**EXTRACTED TEXT**

+ + +

You've cited some examples of people who, it is undeniable, are successful, but who also happen to fit your argument. But equally there are many successful businesspeople who did not study maths/CS/physics (John Paulson, hedge fund manager, started NYU doing film studies) and there are many examples of people with qualifications that you would probably argue show them to be intellectually gifted, who have completely failed in business (the example par excellence here is Long Term Capital Management, stuffed full of PhDs from top schools).

A key in this whole discussion is to define success. If you are just using money to keep score, then consider Tom Cruise, who didn't attend any university and is worth around half a bill.

You've cited some examples of people who, it is undeniable, are successful, but who also happen to fit your argument. But equally there are many successful businesspeople who did not study maths/CS/physics

If only there were some way of quantifying this.

nice link

I'm a bit confused about the point that you are trying to make here.

I'm not making a point. I do have responses to some of what you say, which I'll be writing about later.

[-]JonahS-20

You mean you are not offering a proof. But you are still asserting things.

+ + +

**DATA SHOWN**

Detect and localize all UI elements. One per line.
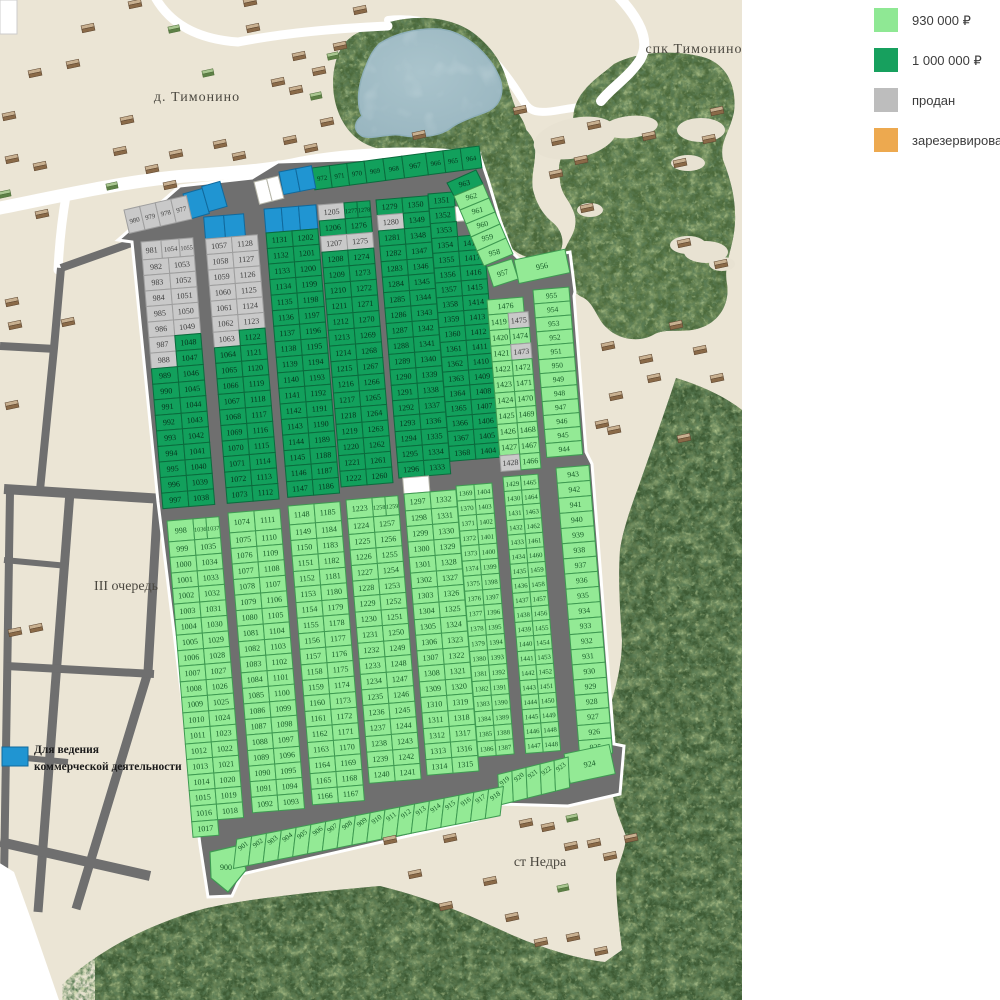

+ + +

**TASK TO CARRY OUT**
Reproduce part of the forum thread word for word, starting at the words containing "If only there" and stopping after "writing about later.". The listing is separate material and has no connection to the forum thread.

**COMPLETE RESPONSE**
If only there were some way of quantifying this.

nice link

I'm a bit confused about the point that you are trying to make here.

I'm not making a point. I do have responses to some of what you say, which I'll be writing about later.